Hi @padamshrestha, thanks for the question. I've tested this on Spark 3.3.0 with the latest version of tempo and the commands below work fine (note that the trades_df and quotes_df are created by enforcing the timestamp data type for event_ts)

Can you paste the exact code you run before the withRangeStats method? Also, which Spark platform do you run this on?

padamshrestha commented 1 year ago

Hi @rportilla-databricks, thanks for the quick response. Here is the code, it's actually from example from the link you provided:

from tempo import *
from pyspark.sql.types import *
from pyspark.sql.functions import *

trade_schema = StructType([
    StructField("symbol", StringType()),
    StructField("event_ts", TimestampType()),
    StructField("trade_dt", StringType()),
    StructField("trade_pr", DoubleType()),
    StructField("trade_qt", IntegerType()),
    StructField("date", TimestampType())
])

spark.read.format("csv").schema(trade_schema).option("header", "true").option("delimiter", ",").load("ASOF_Trades.csv").withColumn("trade_qt", lit(100)).withColumn("date", col("event_ts").cast("date")).write.mode('overwrite').option("overwriteSchema", "true").saveAsTable('tempo.trades')
trades_df = spark.table("tempo.trades")

trades_tsdf = TSDF(trades_df, partition_cols = ['date', 'symbol'], ts_col = 'event_ts')

moving_avg = trades_tsdf.withRangeStats("trade_pr", rangeBackWindowSecs=600).df

I have spark-3.3.1-bin-hadoop3.tgz on ubuntu container running them as local cluster with driver as client mode. And the host is macOS Ventura 13.0.1 (22A400)

*Written exercise A*: Retype the rows exactly, starting at the line that contains "y-tick-label: 90% <box>42 55 79 77</box>" and ending at the line that contains "bar-segment <box>457 31 570 123</box>", with both of those lines included.
The Spark thread and the rows are unrelated material.

*Record excerpts*:
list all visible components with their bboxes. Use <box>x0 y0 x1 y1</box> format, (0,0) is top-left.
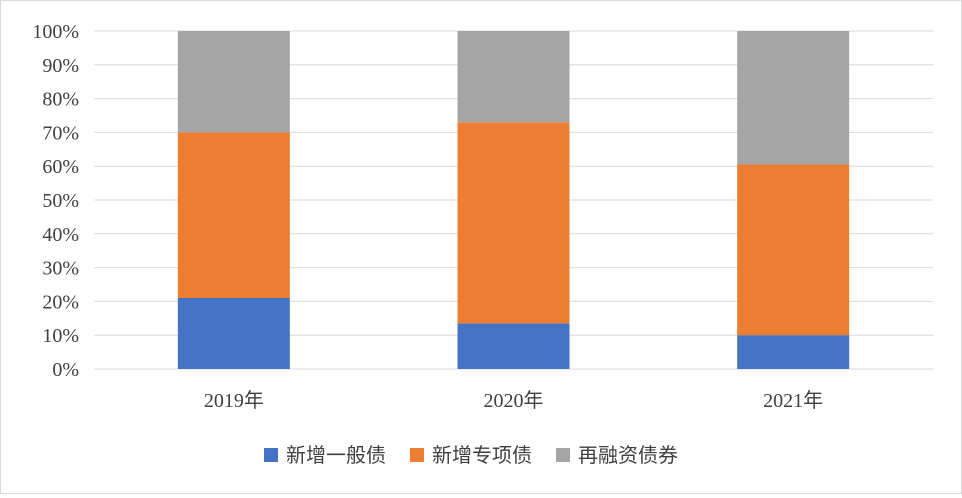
y-tick-label: 90% <box>42 55 79 77</box>
bar-segment <box>457 323 570 369</box>
y-tick-label: 80% <box>42 89 79 111</box>
y-tick-label: 0% <box>52 359 79 381</box>
x-category-label: 2020年 <box>484 389 544 412</box>
legend-label: 再融资债券 <box>578 444 678 467</box>
bar-segment <box>177 132 290 299</box>
bar-segment <box>737 164 850 336</box>
x-category-label: 2019年 <box>204 389 264 412</box>
bar-segment <box>457 122 570 324</box>
legend-swatch <box>410 448 424 462</box>
legend-swatch <box>556 448 570 462</box>
y-tick-label: 10% <box>42 325 79 347</box>
bar-segment <box>457 31 570 123</box>
y-axis-tick-labels: 0% 10% 20% 30% 40% 50% 60% 70% 80% 90% 100% <box>32 21 79 381</box>
legend-swatch <box>264 448 278 462</box>
x-axis-category-labels: 2019年 2020年 2021年 <box>204 389 823 412</box>
y-tick-label: 70% <box>42 122 79 144</box>
y-tick-label: 50% <box>42 190 79 212</box>
legend: 新增一般债 新增专项债 再融资债券 <box>264 444 678 467</box>
bar-segment <box>177 31 290 133</box>
y-tick-label: 40% <box>42 224 79 246</box>
y-tick-label: 20% <box>42 291 79 313</box>
x-category-label: 2021年 <box>763 389 823 412</box>
bar-segment <box>177 298 290 369</box>
bar-segment <box>737 31 850 165</box>
bars <box>177 31 850 369</box>
legend-label: 新增一般债 <box>286 444 386 467</box>
bar-segment <box>737 335 850 369</box>
legend-label: 新增专项债 <box>432 444 532 467</box>
y-tick-label: 60% <box>42 156 79 178</box>
y-tick-label: 100% <box>32 21 79 43</box>
y-tick-label: 30% <box>42 258 79 280</box>
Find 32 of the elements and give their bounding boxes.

*Written exercise B*: Rename "container" to "virtual machine" and write out the part of the Spark thread starting at "I have spark-3.3.1-bin-hadoop3.tgz" and ending at "Ventura 13.0.1 (22A400)".

*Written response A*:
y-tick-label: 90% <box>42 55 79 77</box>
bar-segment <box>457 323 570 369</box>
y-tick-label: 80% <box>42 89 79 111</box>
y-tick-label: 0% <box>52 359 79 381</box>
x-category-label: 2020年 <box>484 389 544 412</box>
legend-label: 再融资债券 <box>578 444 678 467</box>
bar-segment <box>177 132 290 299</box>
bar-segment <box>737 164 850 336</box>
x-category-label: 2019年 <box>204 389 264 412</box>
bar-segment <box>457 122 570 324</box>
legend-swatch <box>410 448 424 462</box>
legend-swatch <box>556 448 570 462</box>
y-tick-label: 10% <box>42 325 79 347</box>
bar-segment <box>457 31 570 123</box>

*Written response B*:
I have spark-3.3.1-bin-hadoop3.tgz on ubuntu virtual machine running them as local cluster with driver as client mode. And the host is macOS Ventura 13.0.1 (22A400)